▶ [Stated task]:
Below are entries. Pull out all lines containing "title".

▶ [Material provided]:
**********

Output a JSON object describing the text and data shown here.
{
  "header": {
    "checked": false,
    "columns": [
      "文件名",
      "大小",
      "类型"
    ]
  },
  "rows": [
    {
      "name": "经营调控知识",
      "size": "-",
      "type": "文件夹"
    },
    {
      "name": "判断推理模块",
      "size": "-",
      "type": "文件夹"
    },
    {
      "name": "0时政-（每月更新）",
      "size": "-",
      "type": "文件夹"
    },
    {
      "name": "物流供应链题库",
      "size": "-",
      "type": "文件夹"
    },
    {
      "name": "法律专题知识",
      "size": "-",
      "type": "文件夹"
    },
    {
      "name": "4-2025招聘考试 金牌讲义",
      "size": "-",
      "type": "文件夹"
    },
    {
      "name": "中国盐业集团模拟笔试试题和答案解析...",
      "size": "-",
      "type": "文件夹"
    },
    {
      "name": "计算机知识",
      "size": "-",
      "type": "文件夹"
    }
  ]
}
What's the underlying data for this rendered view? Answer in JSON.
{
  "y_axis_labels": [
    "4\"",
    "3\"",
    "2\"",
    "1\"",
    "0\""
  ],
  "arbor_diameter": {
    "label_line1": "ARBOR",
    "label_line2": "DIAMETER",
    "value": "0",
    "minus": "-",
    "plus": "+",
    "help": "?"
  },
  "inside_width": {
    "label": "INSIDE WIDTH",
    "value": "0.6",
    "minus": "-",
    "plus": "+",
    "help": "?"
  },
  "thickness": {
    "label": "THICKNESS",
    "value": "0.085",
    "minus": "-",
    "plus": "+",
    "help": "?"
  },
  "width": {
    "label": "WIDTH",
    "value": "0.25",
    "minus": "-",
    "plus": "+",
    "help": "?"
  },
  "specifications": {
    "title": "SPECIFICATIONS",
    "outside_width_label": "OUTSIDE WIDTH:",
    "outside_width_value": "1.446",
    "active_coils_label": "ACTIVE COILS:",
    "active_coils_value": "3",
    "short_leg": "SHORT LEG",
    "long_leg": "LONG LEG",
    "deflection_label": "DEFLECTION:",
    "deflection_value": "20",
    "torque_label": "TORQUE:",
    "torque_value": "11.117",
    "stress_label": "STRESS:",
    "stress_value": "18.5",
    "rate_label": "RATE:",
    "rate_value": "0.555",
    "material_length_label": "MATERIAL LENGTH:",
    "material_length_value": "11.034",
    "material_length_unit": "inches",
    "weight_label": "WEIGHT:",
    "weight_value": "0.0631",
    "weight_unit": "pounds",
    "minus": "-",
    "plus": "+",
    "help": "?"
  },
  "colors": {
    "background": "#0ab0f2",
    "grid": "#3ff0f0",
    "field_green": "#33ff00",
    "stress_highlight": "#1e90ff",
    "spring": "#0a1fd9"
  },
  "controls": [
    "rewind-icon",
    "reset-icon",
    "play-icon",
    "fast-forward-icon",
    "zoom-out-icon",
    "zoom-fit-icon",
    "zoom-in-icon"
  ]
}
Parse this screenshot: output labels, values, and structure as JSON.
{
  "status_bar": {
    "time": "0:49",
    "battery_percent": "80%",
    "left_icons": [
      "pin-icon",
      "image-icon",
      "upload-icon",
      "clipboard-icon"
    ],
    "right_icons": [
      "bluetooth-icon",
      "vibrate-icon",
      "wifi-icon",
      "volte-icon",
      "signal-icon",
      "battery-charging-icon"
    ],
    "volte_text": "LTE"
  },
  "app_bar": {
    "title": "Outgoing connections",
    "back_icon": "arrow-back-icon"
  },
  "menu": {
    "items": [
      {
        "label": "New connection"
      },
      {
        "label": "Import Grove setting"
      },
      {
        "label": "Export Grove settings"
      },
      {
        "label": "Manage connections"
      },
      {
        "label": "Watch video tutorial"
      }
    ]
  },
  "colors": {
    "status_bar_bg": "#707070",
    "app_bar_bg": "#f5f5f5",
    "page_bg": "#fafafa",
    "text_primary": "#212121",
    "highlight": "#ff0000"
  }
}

**********

▶ [Task answer]:
    "title": "SPECIFICATIONS",
    "title": "Outgoing connections",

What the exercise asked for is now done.